start RAW DATA

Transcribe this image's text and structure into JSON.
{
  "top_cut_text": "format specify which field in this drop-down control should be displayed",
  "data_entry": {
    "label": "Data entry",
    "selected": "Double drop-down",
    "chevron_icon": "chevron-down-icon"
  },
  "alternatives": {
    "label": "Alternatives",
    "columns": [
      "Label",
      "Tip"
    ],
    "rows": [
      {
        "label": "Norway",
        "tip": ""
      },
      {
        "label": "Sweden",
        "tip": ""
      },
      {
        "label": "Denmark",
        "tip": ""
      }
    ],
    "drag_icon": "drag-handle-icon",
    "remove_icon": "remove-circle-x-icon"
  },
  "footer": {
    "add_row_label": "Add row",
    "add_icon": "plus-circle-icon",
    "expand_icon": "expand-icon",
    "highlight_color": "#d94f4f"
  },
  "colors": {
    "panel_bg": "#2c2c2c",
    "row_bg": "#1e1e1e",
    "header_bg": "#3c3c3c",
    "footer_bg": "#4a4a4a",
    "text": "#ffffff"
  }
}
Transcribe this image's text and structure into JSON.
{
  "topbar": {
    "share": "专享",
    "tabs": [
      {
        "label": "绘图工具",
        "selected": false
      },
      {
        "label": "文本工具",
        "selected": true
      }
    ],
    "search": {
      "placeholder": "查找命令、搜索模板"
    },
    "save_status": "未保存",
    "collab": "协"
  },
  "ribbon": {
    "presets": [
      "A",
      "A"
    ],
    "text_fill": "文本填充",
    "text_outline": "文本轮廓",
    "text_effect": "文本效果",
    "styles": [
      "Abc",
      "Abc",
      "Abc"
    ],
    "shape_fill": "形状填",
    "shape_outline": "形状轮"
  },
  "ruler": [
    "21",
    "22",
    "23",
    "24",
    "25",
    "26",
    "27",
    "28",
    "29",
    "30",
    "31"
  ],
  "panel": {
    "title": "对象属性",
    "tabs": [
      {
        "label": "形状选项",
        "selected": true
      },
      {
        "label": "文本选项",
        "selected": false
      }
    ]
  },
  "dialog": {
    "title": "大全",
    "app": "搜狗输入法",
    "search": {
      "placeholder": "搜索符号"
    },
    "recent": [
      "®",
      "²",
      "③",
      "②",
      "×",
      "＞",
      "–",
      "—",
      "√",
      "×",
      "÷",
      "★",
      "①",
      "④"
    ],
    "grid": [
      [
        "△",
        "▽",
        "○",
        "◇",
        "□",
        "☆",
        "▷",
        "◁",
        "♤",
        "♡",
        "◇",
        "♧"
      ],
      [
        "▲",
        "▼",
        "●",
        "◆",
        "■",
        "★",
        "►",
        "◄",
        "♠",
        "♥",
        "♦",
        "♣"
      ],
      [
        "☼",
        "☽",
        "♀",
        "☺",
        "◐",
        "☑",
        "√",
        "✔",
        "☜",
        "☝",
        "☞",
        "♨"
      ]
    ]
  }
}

end RAW DATA

GIVEN TASK: Make an exact copy of every line in the data.

EXERCISE RESPONSE:
Transcribe this image's text and structure into JSON.
{
  "top_cut_text": "format specify which field in this drop-down control should be displayed",
  "data_entry": {
    "label": "Data entry",
    "selected": "Double drop-down",
    "chevron_icon": "chevron-down-icon"
  },
  "alternatives": {
    "label": "Alternatives",
    "columns": [
      "Label",
      "Tip"
    ],
    "rows": [
      {
        "label": "Norway",
        "tip": ""
      },
      {
        "label": "Sweden",
        "tip": ""
      },
      {
        "label": "Denmark",
        "tip": ""
      }
    ],
    "drag_icon": "drag-handle-icon",
    "remove_icon": "remove-circle-x-icon"
  },
  "footer": {
    "add_row_label": "Add row",
    "add_icon": "plus-circle-icon",
    "expand_icon": "expand-icon",
    "highlight_color": "#d94f4f"
  },
  "colors": {
    "panel_bg": "#2c2c2c",
    "row_bg": "#1e1e1e",
    "header_bg": "#3c3c3c",
    "footer_bg": "#4a4a4a",
    "text": "#ffffff"
  }
}
Transcribe this image's text and structure into JSON.
{
  "topbar": {
    "share": "专享",
    "tabs": [
      {
        "label": "绘图工具",
        "selected": false
      },
      {
        "label": "文本工具",
        "selected": true
      }
    ],
    "search": {
      "placeholder": "查找命令、搜索模板"
    },
    "save_status": "未保存",
    "collab": "协"
  },
  "ribbon": {
    "presets": [
      "A",
      "A"
    ],
    "text_fill": "文本填充",
    "text_outline": "文本轮廓",
    "text_effect": "文本效果",
    "styles": [
      "Abc",
      "Abc",
      "Abc"
    ],
    "shape_fill": "形状填",
    "shape_outline": "形状轮"
  },
  "ruler": [
    "21",
    "22",
    "23",
    "24",
    "25",
    "26",
    "27",
    "28",
    "29",
    "30",
    "31"
  ],
  "panel": {
    "title": "对象属性",
    "tabs": [
      {
        "label": "形状选项",
        "selected": true
      },
      {
        "label": "文本选项",
        "selected": false
      }
    ]
  },
  "dialog": {
    "title": "大全",
    "app": "搜狗输入法",
    "search": {
      "placeholder": "搜索符号"
    },
    "recent": [
      "®",
      "²",
      "③",
      "②",
      "×",
      "＞",
      "–",
      "—",
      "√",
      "×",
      "÷",
      "★",
      "①",
      "④"
    ],
    "grid": [
      [
        "△",
        "▽",
        "○",
        "◇",
        "□",
        "☆",
        "▷",
        "◁",
        "♤",
        "♡",
        "◇",
        "♧"
      ],
      [
        "▲",
        "▼",
        "●",
        "◆",
        "■",
        "★",
        "►",
        "◄",
        "♠",
        "♥",
        "♦",
        "♣"
      ],
      [
        "☼",
        "☽",
        "♀",
        "☺",
        "◐",
        "☑",
        "√",
        "✔",
        "☜",
        "☝",
        "☞",
        "♨"
      ]
    ]
  }
}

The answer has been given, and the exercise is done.